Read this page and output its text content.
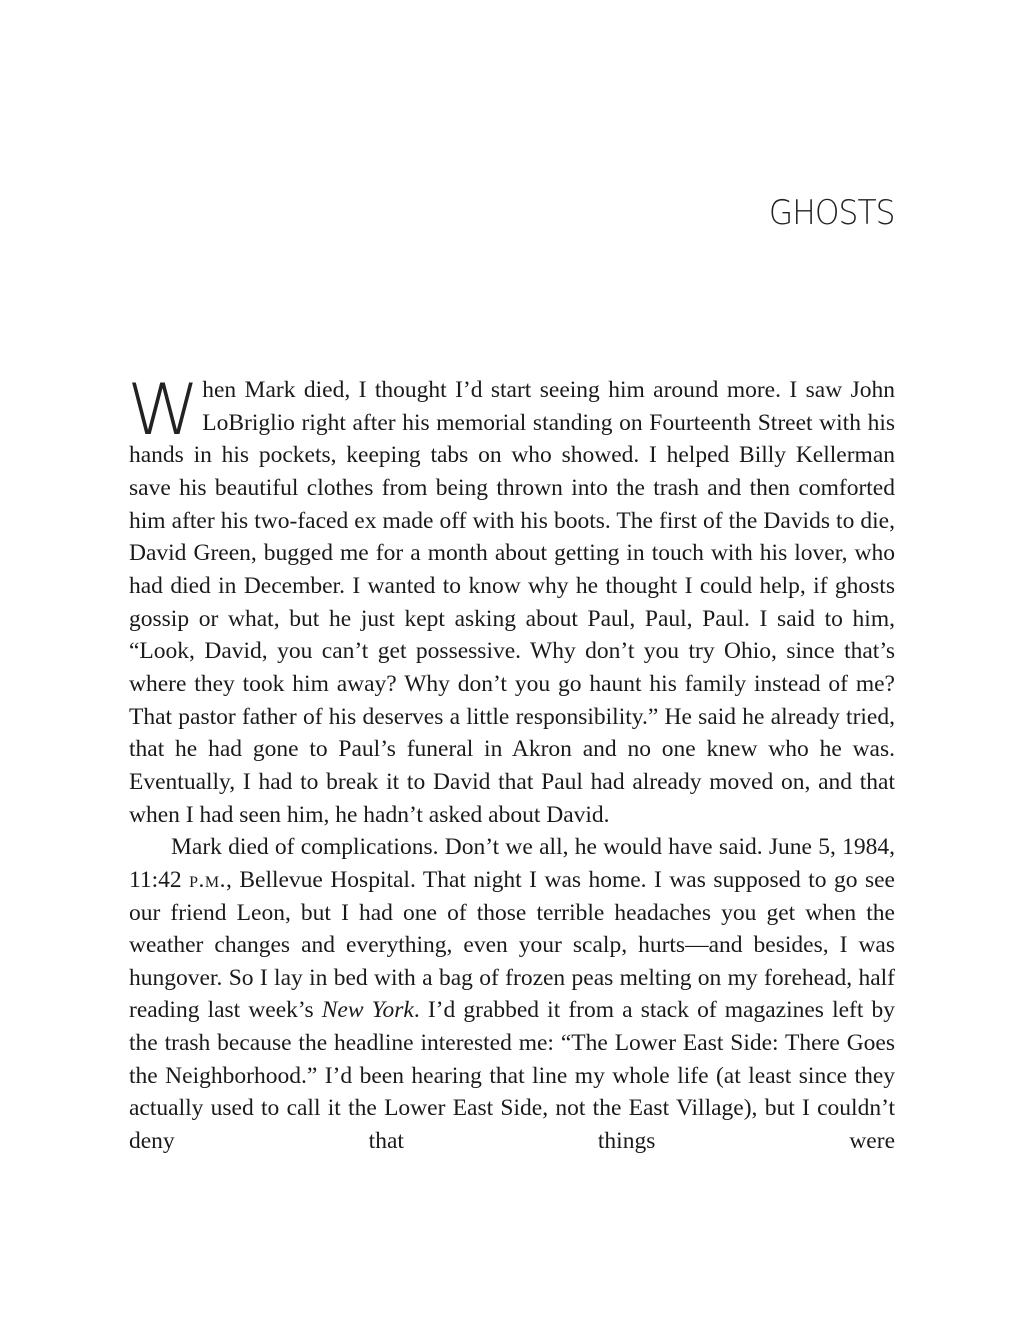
GHOSTS

When Mark died, I thought I’d start seeing him around more. I saw John LoBriglio right after his memorial standing on Fourteenth Street with his hands in his pockets, keeping tabs on who showed. I helped Billy Kellerman save his beautiful clothes from being thrown into the trash and then comforted him after his two-faced ex made off with his boots. The first of the Davids to die, David Green, bugged me for a month about getting in touch with his lover, who had died in December. I wanted to know why he thought I could help, if ghosts gossip or what, but he just kept asking about Paul, Paul, Paul. I said to him, “Look, David, you can’t get possessive. Why don’t you try Ohio, since that’s where they took him away? Why don’t you go haunt his family instead of me? That pastor father of his deserves a little responsibility.” He said he already tried, that he had gone to Paul’s funeral in Akron and no one knew who he was. Eventually, I had to break it to David that Paul had already moved on, and that when I had seen him, he hadn’t asked about David.

Mark died of complications. Don’t we all, he would have said. June 5, 1984, 11:42 p.m., Bellevue Hospital. That night I was home. I was supposed to go see our friend Leon, but I had one of those terrible headaches you get when the weather changes and everything, even your scalp, hurts—and besides, I was hungover. So I lay in bed with a bag of frozen peas melting on my forehead, half reading last week’s New York. I’d grabbed it from a stack of magazines left by the trash because the headline interested me: “The Lower East Side: There Goes the Neighborhood.” I’d been hearing that line my whole life (at least since they actually used to call it the Lower East Side, not the East Village), but I couldn’t deny that things were
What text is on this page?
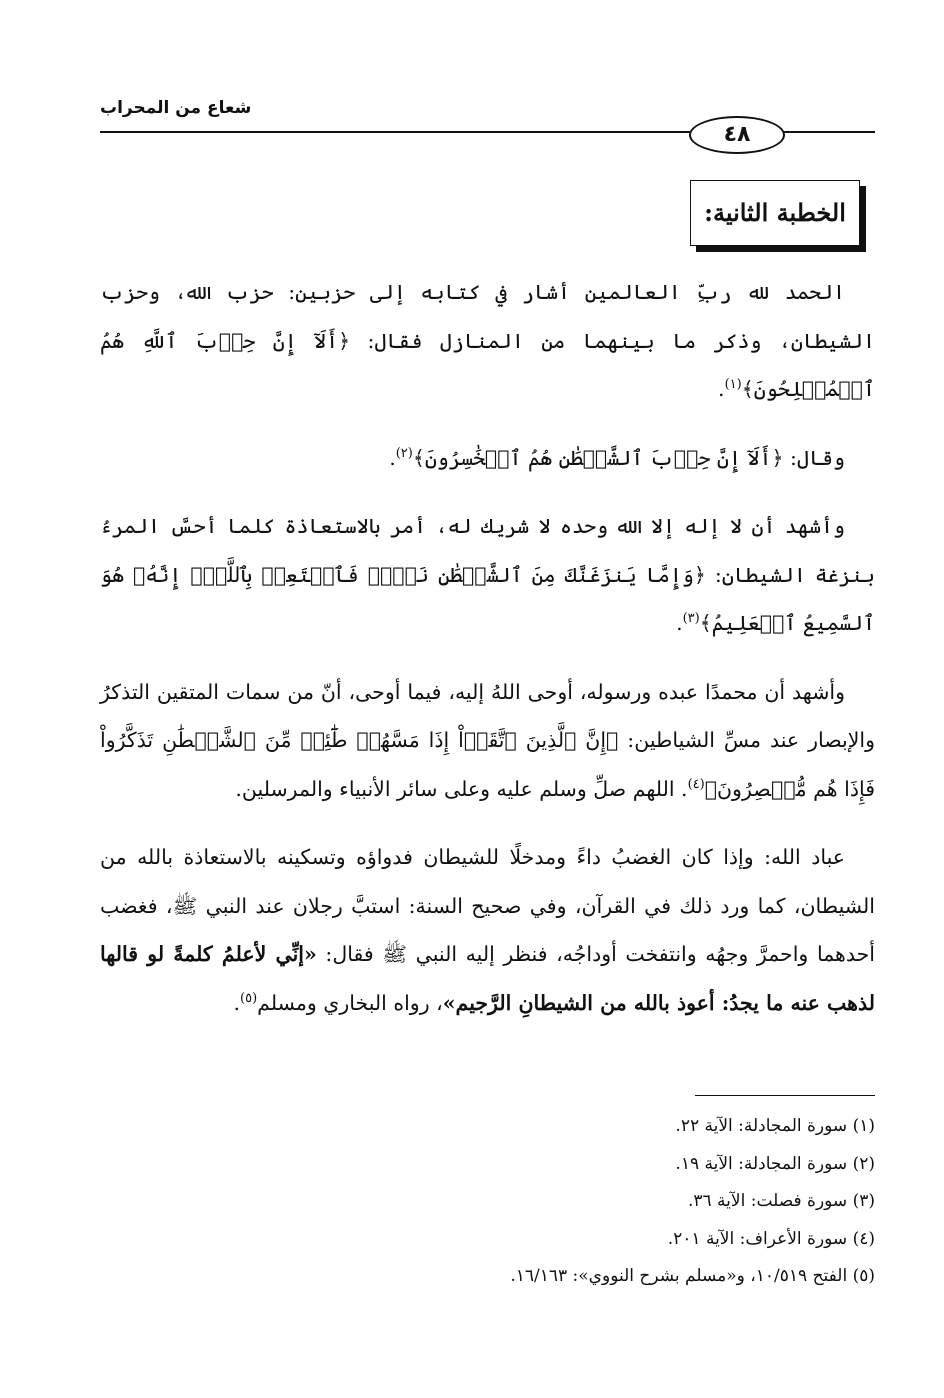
شعاع من المحراب
٤٨
الخطبة الثانية:

الحمد لله ربِّ العالمين أشار في كتابه إلى حزبين: حزب الله، وحزب الشيطان، وذكر ما بينهما من المنازل فقال: ﴿أَلَآ إِنَّ حِزۡبَ ٱللَّهِ هُمُ ٱلۡمُفۡلِحُونَ﴾$^{(١)}$.

وقال: ﴿أَلَآ إِنَّ حِزۡبَ ٱلشَّيۡطَٰنِ هُمُ ٱلۡخَٰسِرُونَ﴾$^{(٢)}$.

وأشهد أن لا إله إلا الله وحده لا شريك له، أمر بالاستعاذة كلما أحسَّ المرءُ بنزغة الشيطان: ﴿وَإِمَّا يَنزَغَنَّكَ مِنَ ٱلشَّيۡطَٰنِ نَزۡغٞ فَٱسۡتَعِذۡ بِٱللَّهِۖ إِنَّهُۥ هُوَ ٱلسَّمِيعُ ٱلۡعَلِيمُ﴾$^{(٣)}$.

وأشهد أن محمدًا عبده ورسوله، أوحى اللهُ إليه، فيما أوحى، أنّ من سمات المتقين التذكرُ والإبصار عند مسِّ الشياطين: ﴿إِنَّ ٱلَّذِينَ ٱتَّقَوۡاْ إِذَا مَسَّهُمۡ طَٰٓئِفٞ مِّنَ ٱلشَّيۡطَٰنِ تَذَكَّرُواْ فَإِذَا هُم مُّبۡصِرُونَ﴾$^{(٤)}$. اللهم صلِّ وسلم عليه وعلى سائر الأنبياء والمرسلين.

عباد الله: وإذا كان الغضبُ داءً ومدخلًا للشيطان فدواؤه وتسكينه بالاستعاذة بالله من الشيطان، كما ورد ذلك في القرآن، وفي صحيح السنة: استبَّ رجلان عند النبي ﷺ، فغضب أحدهما واحمرَّ وجهُه وانتفخت أوداجُه، فنظر إليه النبي ﷺ فقال: «إنِّي لأعلمُ كلمةً لو قالها لذهب عنه ما يجدُ: أعوذ بالله من الشيطانِ الرَّجيم»، رواه البخاري ومسلم$^{(٥)}$.

(١) سورة المجادلة: الآية ٢٢.
(٢) سورة المجادلة: الآية ١٩.
(٣) سورة فصلت: الآية ٣٦.
(٤) سورة الأعراف: الآية ٢٠١.
(٥) الفتح ١٠/٥١٩، و«مسلم بشرح النووي»: ١٦/١٦٣.
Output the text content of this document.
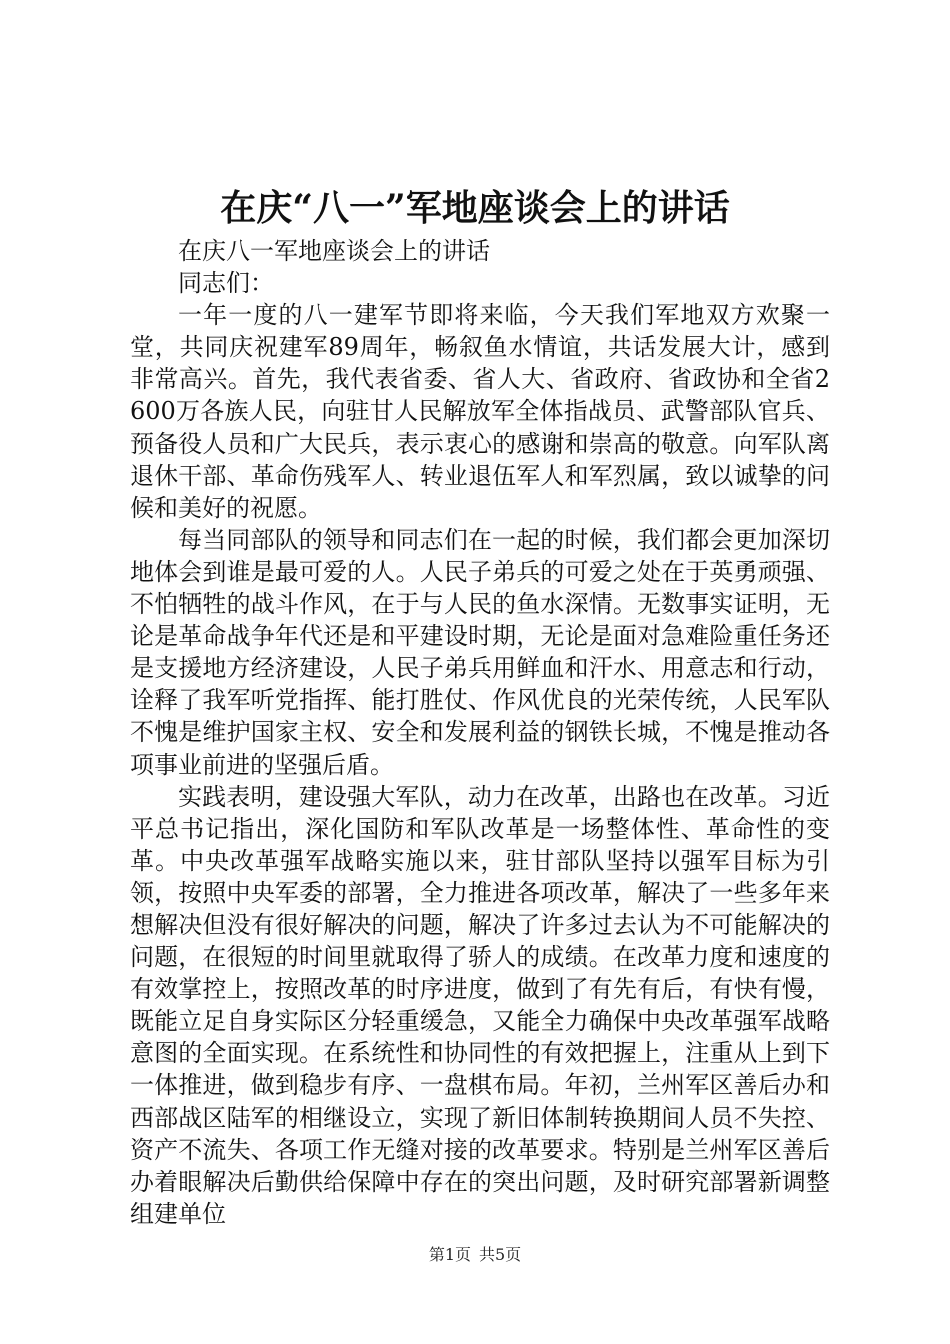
在庆“八一”军地座谈会上的讲话

在庆八一军地座谈会上的讲话

同志们：

一年一度的八一建军节即将来临，今天我们军地双方欢聚一堂，共同庆祝建军89周年，畅叙鱼水情谊，共话发展大计，感到非常高兴。首先，我代表省委、省人大、省政府、省政协和全省2600万各族人民，向驻甘人民解放军全体指战员、武警部队官兵、预备役人员和广大民兵，表示衷心的感谢和崇高的敬意。向军队离退休干部、革命伤残军人、转业退伍军人和军烈属，致以诚挚的问候和美好的祝愿。

每当同部队的领导和同志们在一起的时候，我们都会更加深切地体会到谁是最可爱的人。人民子弟兵的可爱之处在于英勇顽强、不怕牺牲的战斗作风，在于与人民的鱼水深情。无数事实证明，无论是革命战争年代还是和平建设时期，无论是面对急难险重任务还是支援地方经济建设，人民子弟兵用鲜血和汗水、用意志和行动，诠释了我军听党指挥、能打胜仗、作风优良的光荣传统，人民军队不愧是维护国家主权、安全和发展利益的钢铁长城，不愧是推动各项事业前进的坚强后盾。

实践表明，建设强大军队，动力在改革，出路也在改革。习近平总书记指出，深化国防和军队改革是一场整体性、革命性的变革。中央改革强军战略实施以来，驻甘部队坚持以强军目标为引领，按照中央军委的部署，全力推进各项改革，解决了一些多年来想解决但没有很好解决的问题，解决了许多过去认为不可能解决的问题，在很短的时间里就取得了骄人的成绩。在改革力度和速度的有效掌控上，按照改革的时序进度，做到了有先有后，有快有慢，既能立足自身实际区分轻重缓急，又能全力确保中央改革强军战略意图的全面实现。在系统性和协同性的有效把握上，注重从上到下一体推进，做到稳步有序、一盘棋布局。年初，兰州军区善后办和西部战区陆军的相继设立，实现了新旧体制转换期间人员不失控、资产不流失、各项工作无缝对接的改革要求。特别是兰州军区善后办着眼解决后勤供给保障中存在的突出问题，及时研究部署新调整组建单位

第1页 共5页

__TASK TO CARRY OUT__.
In the copy, include no pictures; restate the listing above exactly.

__WORKED ANSWER__.
Read this page and output its text content.
GHOSTS

When Mark died, I thought I’d start seeing him around more. I saw John LoBriglio right after his memorial standing on Fourteenth Street with his hands in his pockets, keeping tabs on who showed. I helped Billy Kellerman save his beautiful clothes from being thrown into the trash and then comforted him after his two-faced ex made off with his boots. The first of the Davids to die, David Green, bugged me for a month about getting in touch with his lover, who had died in December. I wanted to know why he thought I could help, if ghosts gossip or what, but he just kept asking about Paul, Paul, Paul. I said to him, “Look, David, you can’t get possessive. Why don’t you try Ohio, since that’s where they took him away? Why don’t you go haunt his family instead of me? That pastor father of his deserves a little responsibility.” He said he already tried, that he had gone to Paul’s funeral in Akron and no one knew who he was. Eventually, I had to break it to David that Paul had already moved on, and that when I had seen him, he hadn’t asked about David.

Mark died of complications. Don’t we all, he would have said. June 5, 1984, 11:42 p.m., Bellevue Hospital. That night I was home. I was supposed to go see our friend Leon, but I had one of those terrible headaches you get when the weather changes and everything, even your scalp, hurts—and besides, I was hungover. So I lay in bed with a bag of frozen peas melting on my forehead, half reading last week’s New York. I’d grabbed it from a stack of magazines left by the trash because the headline interested me: “The Lower East Side: There Goes the Neighborhood.” I’d been hearing that line my whole life (at least since they actually used to call it the Lower East Side, not the East Village), but I couldn’t deny that things were
What text is on this page?
شعاع من المحراب
٤٨
الخطبة الثانية:

الحمد لله ربِّ العالمين أشار في كتابه إلى حزبين: حزب الله، وحزب الشيطان، وذكر ما بينهما من المنازل فقال: ﴿أَلَآ إِنَّ حِزۡبَ ٱللَّهِ هُمُ ٱلۡمُفۡلِحُونَ﴾$^{(١)}$.

وقال: ﴿أَلَآ إِنَّ حِزۡبَ ٱلشَّيۡطَٰنِ هُمُ ٱلۡخَٰسِرُونَ﴾$^{(٢)}$.

وأشهد أن لا إله إلا الله وحده لا شريك له، أمر بالاستعاذة كلما أحسَّ المرءُ بنزغة الشيطان: ﴿وَإِمَّا يَنزَغَنَّكَ مِنَ ٱلشَّيۡطَٰنِ نَزۡغٞ فَٱسۡتَعِذۡ بِٱللَّهِۖ إِنَّهُۥ هُوَ ٱلسَّمِيعُ ٱلۡعَلِيمُ﴾$^{(٣)}$.

وأشهد أن محمدًا عبده ورسوله، أوحى اللهُ إليه، فيما أوحى، أنّ من سمات المتقين التذكرُ والإبصار عند مسِّ الشياطين: ﴿إِنَّ ٱلَّذِينَ ٱتَّقَوۡاْ إِذَا مَسَّهُمۡ طَٰٓئِفٞ مِّنَ ٱلشَّيۡطَٰنِ تَذَكَّرُواْ فَإِذَا هُم مُّبۡصِرُونَ﴾$^{(٤)}$. اللهم صلِّ وسلم عليه وعلى سائر الأنبياء والمرسلين.

عباد الله: وإذا كان الغضبُ داءً ومدخلًا للشيطان فدواؤه وتسكينه بالاستعاذة بالله من الشيطان، كما ورد ذلك في القرآن، وفي صحيح السنة: استبَّ رجلان عند النبي ﷺ، فغضب أحدهما واحمرَّ وجهُه وانتفخت أوداجُه، فنظر إليه النبي ﷺ فقال: «إنِّي لأعلمُ كلمةً لو قالها لذهب عنه ما يجدُ: أعوذ بالله من الشيطانِ الرَّجيم»، رواه البخاري ومسلم$^{(٥)}$.

(١) سورة المجادلة: الآية ٢٢.
(٢) سورة المجادلة: الآية ١٩.
(٣) سورة فصلت: الآية ٣٦.
(٤) سورة الأعراف: الآية ٢٠١.
(٥) الفتح ١٠/٥١٩، و«مسلم بشرح النووي»: ١٦/١٦٣.
Output the text content of this document.
在庆“八一”军地座谈会上的讲话

在庆八一军地座谈会上的讲话

同志们：

一年一度的八一建军节即将来临，今天我们军地双方欢聚一堂，共同庆祝建军89周年，畅叙鱼水情谊，共话发展大计，感到非常高兴。首先，我代表省委、省人大、省政府、省政协和全省2600万各族人民，向驻甘人民解放军全体指战员、武警部队官兵、预备役人员和广大民兵，表示衷心的感谢和崇高的敬意。向军队离退休干部、革命伤残军人、转业退伍军人和军烈属，致以诚挚的问候和美好的祝愿。

每当同部队的领导和同志们在一起的时候，我们都会更加深切地体会到谁是最可爱的人。人民子弟兵的可爱之处在于英勇顽强、不怕牺牲的战斗作风，在于与人民的鱼水深情。无数事实证明，无论是革命战争年代还是和平建设时期，无论是面对急难险重任务还是支援地方经济建设，人民子弟兵用鲜血和汗水、用意志和行动，诠释了我军听党指挥、能打胜仗、作风优良的光荣传统，人民军队不愧是维护国家主权、安全和发展利益的钢铁长城，不愧是推动各项事业前进的坚强后盾。

实践表明，建设强大军队，动力在改革，出路也在改革。习近平总书记指出，深化国防和军队改革是一场整体性、革命性的变革。中央改革强军战略实施以来，驻甘部队坚持以强军目标为引领，按照中央军委的部署，全力推进各项改革，解决了一些多年来想解决但没有很好解决的问题，解决了许多过去认为不可能解决的问题，在很短的时间里就取得了骄人的成绩。在改革力度和速度的有效掌控上，按照改革的时序进度，做到了有先有后，有快有慢，既能立足自身实际区分轻重缓急，又能全力确保中央改革强军战略意图的全面实现。在系统性和协同性的有效把握上，注重从上到下一体推进，做到稳步有序、一盘棋布局。年初，兰州军区善后办和西部战区陆军的相继设立，实现了新旧体制转换期间人员不失控、资产不流失、各项工作无缝对接的改革要求。特别是兰州军区善后办着眼解决后勤供给保障中存在的突出问题，及时研究部署新调整组建单位

第1页 共5页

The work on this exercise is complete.